• [Problem details] Transcribe the whole listing without a single picture.
— start Material shown —
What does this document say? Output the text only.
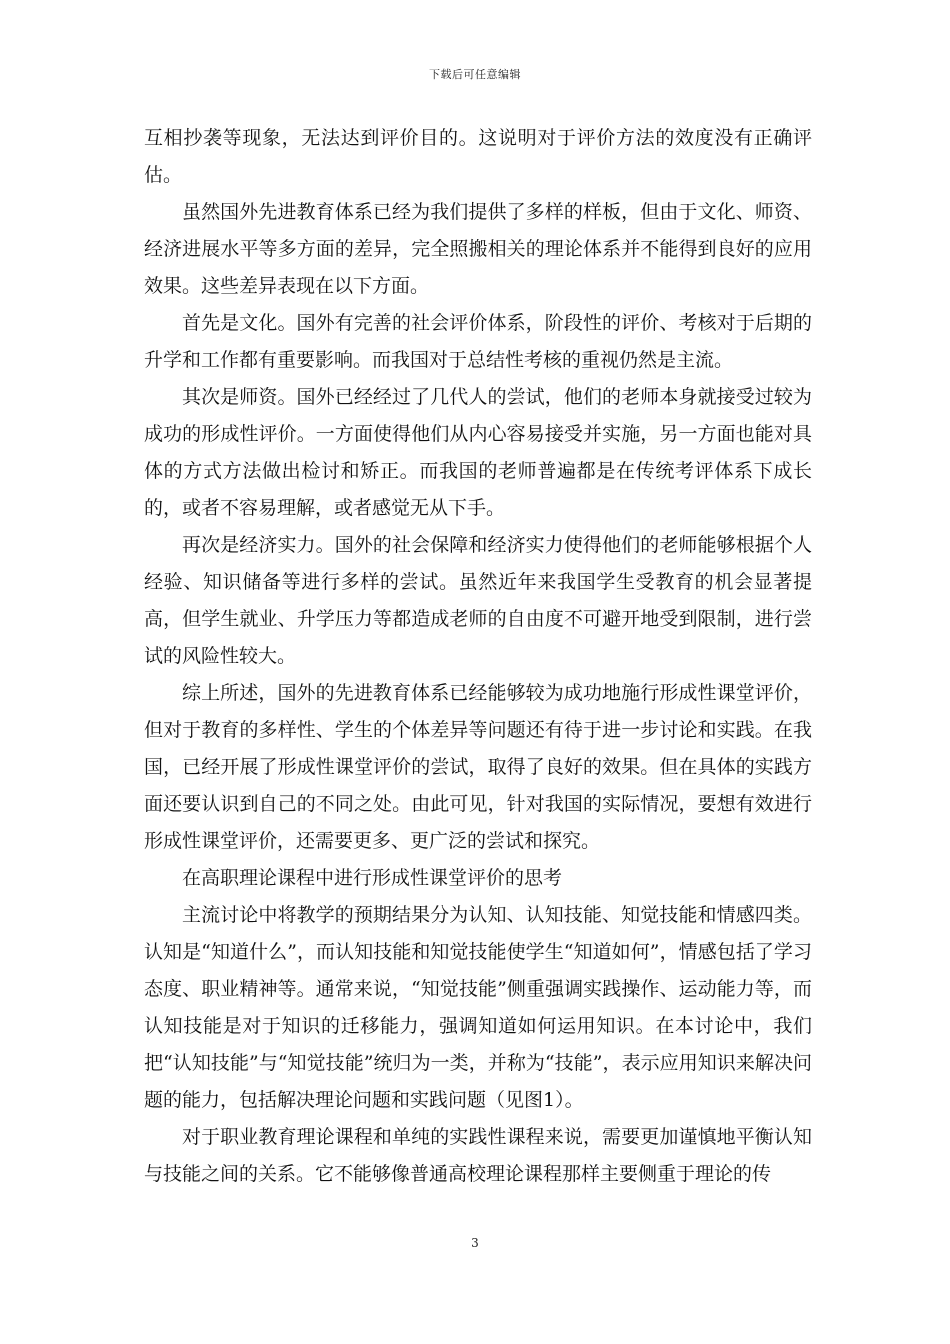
下载后可任意编辑

互相抄袭等现象，无法达到评价目的。这说明对于评价方法的效度没有正确评估。

虽然国外先进教育体系已经为我们提供了多样的样板，但由于文化、师资、经济进展水平等多方面的差异，完全照搬相关的理论体系并不能得到良好的应用效果。这些差异表现在以下方面。

首先是文化。国外有完善的社会评价体系，阶段性的评价、考核对于后期的升学和工作都有重要影响。而我国对于总结性考核的重视仍然是主流。

其次是师资。国外已经经过了几代人的尝试，他们的老师本身就接受过较为成功的形成性评价。一方面使得他们从内心容易接受并实施，另一方面也能对具体的方式方法做出检讨和矫正。而我国的老师普遍都是在传统考评体系下成长的，或者不容易理解，或者感觉无从下手。

再次是经济实力。国外的社会保障和经济实力使得他们的老师能够根据个人经验、知识储备等进行多样的尝试。虽然近年来我国学生受教育的机会显著提高，但学生就业、升学压力等都造成老师的自由度不可避开地受到限制，进行尝试的风险性较大。

综上所述，国外的先进教育体系已经能够较为成功地施行形成性课堂评价，但对于教育的多样性、学生的个体差异等问题还有待于进一步讨论和实践。在我国，已经开展了形成性课堂评价的尝试，取得了良好的效果。但在具体的实践方面还要认识到自己的不同之处。由此可见，针对我国的实际情况，要想有效进行形成性课堂评价，还需要更多、更广泛的尝试和探究。

在高职理论课程中进行形成性课堂评价的思考

主流讨论中将教学的预期结果分为认知、认知技能、知觉技能和情感四类。认知是“知道什么”，而认知技能和知觉技能使学生“知道如何”，情感包括了学习态度、职业精神等。通常来说，“知觉技能”侧重强调实践操作、运动能力等，而认知技能是对于知识的迁移能力，强调知道如何运用知识。在本讨论中，我们把“认知技能”与“知觉技能”统归为一类，并称为“技能”，表示应用知识来解决问题的能力，包括解决理论问题和实践问题（见图1）。

对于职业教育理论课程和单纯的实践性课程来说，需要更加谨慎地平衡认知与技能之间的关系。它不能够像普通高校理论课程那样主要侧重于理论的传

3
— end Material shown —
• [The response]
What does this document say? Output the text only.
下载后可任意编辑

互相抄袭等现象，无法达到评价目的。这说明对于评价方法的效度没有正确评估。

虽然国外先进教育体系已经为我们提供了多样的样板，但由于文化、师资、经济进展水平等多方面的差异，完全照搬相关的理论体系并不能得到良好的应用效果。这些差异表现在以下方面。

首先是文化。国外有完善的社会评价体系，阶段性的评价、考核对于后期的升学和工作都有重要影响。而我国对于总结性考核的重视仍然是主流。

其次是师资。国外已经经过了几代人的尝试，他们的老师本身就接受过较为成功的形成性评价。一方面使得他们从内心容易接受并实施，另一方面也能对具体的方式方法做出检讨和矫正。而我国的老师普遍都是在传统考评体系下成长的，或者不容易理解，或者感觉无从下手。

再次是经济实力。国外的社会保障和经济实力使得他们的老师能够根据个人经验、知识储备等进行多样的尝试。虽然近年来我国学生受教育的机会显著提高，但学生就业、升学压力等都造成老师的自由度不可避开地受到限制，进行尝试的风险性较大。

综上所述，国外的先进教育体系已经能够较为成功地施行形成性课堂评价，但对于教育的多样性、学生的个体差异等问题还有待于进一步讨论和实践。在我国，已经开展了形成性课堂评价的尝试，取得了良好的效果。但在具体的实践方面还要认识到自己的不同之处。由此可见，针对我国的实际情况，要想有效进行形成性课堂评价，还需要更多、更广泛的尝试和探究。

在高职理论课程中进行形成性课堂评价的思考

主流讨论中将教学的预期结果分为认知、认知技能、知觉技能和情感四类。认知是“知道什么”，而认知技能和知觉技能使学生“知道如何”，情感包括了学习态度、职业精神等。通常来说，“知觉技能”侧重强调实践操作、运动能力等，而认知技能是对于知识的迁移能力，强调知道如何运用知识。在本讨论中，我们把“认知技能”与“知觉技能”统归为一类，并称为“技能”，表示应用知识来解决问题的能力，包括解决理论问题和实践问题（见图1）。

对于职业教育理论课程和单纯的实践性课程来说，需要更加谨慎地平衡认知与技能之间的关系。它不能够像普通高校理论课程那样主要侧重于理论的传

3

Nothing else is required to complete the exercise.